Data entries
________________
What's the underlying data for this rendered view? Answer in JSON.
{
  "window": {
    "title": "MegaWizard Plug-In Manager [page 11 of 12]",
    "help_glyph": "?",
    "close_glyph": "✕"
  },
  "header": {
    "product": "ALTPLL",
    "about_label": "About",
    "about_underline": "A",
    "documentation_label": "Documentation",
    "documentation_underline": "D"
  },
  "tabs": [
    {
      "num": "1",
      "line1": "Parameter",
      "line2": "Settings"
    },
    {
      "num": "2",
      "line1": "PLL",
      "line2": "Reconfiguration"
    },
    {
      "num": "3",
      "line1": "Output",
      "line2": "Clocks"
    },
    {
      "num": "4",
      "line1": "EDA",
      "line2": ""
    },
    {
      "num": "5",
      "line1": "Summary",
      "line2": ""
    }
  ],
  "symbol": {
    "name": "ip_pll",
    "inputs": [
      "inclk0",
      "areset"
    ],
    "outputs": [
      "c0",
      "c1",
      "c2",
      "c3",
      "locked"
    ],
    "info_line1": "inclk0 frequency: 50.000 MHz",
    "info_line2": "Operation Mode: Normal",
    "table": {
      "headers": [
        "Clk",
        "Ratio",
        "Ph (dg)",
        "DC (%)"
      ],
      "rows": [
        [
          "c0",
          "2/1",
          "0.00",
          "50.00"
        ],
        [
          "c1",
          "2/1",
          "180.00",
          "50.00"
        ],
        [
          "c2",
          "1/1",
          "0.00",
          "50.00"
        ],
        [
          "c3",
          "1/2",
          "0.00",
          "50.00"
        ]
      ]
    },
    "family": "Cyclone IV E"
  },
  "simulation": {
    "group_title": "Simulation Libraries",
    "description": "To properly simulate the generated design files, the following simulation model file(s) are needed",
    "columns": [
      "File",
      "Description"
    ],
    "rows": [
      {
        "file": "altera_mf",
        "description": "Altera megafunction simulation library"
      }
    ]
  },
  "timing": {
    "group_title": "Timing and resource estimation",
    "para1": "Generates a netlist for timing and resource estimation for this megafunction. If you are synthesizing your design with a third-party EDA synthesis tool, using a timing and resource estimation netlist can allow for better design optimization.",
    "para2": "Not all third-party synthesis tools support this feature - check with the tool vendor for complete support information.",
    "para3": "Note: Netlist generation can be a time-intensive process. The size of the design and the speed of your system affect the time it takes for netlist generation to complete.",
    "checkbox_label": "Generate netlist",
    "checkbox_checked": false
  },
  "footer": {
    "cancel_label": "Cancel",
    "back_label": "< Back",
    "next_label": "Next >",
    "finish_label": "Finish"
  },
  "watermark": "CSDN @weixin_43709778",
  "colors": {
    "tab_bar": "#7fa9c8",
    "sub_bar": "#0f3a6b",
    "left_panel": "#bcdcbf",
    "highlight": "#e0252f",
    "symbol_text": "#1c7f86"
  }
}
________________
◆ The problem: Look for the word "party" in every line of the listing and copy the lines that have it.

◆ The solution:
    "para1": "Generates a netlist for timing and resource estimation for this megafunction. If you are synthesizing your design with a third-party EDA synthesis tool, using a timing and resource estimation netlist can allow for better design optimization.",
    "para2": "Not all third-party synthesis tools support this feature - check with the tool vendor for complete support information.",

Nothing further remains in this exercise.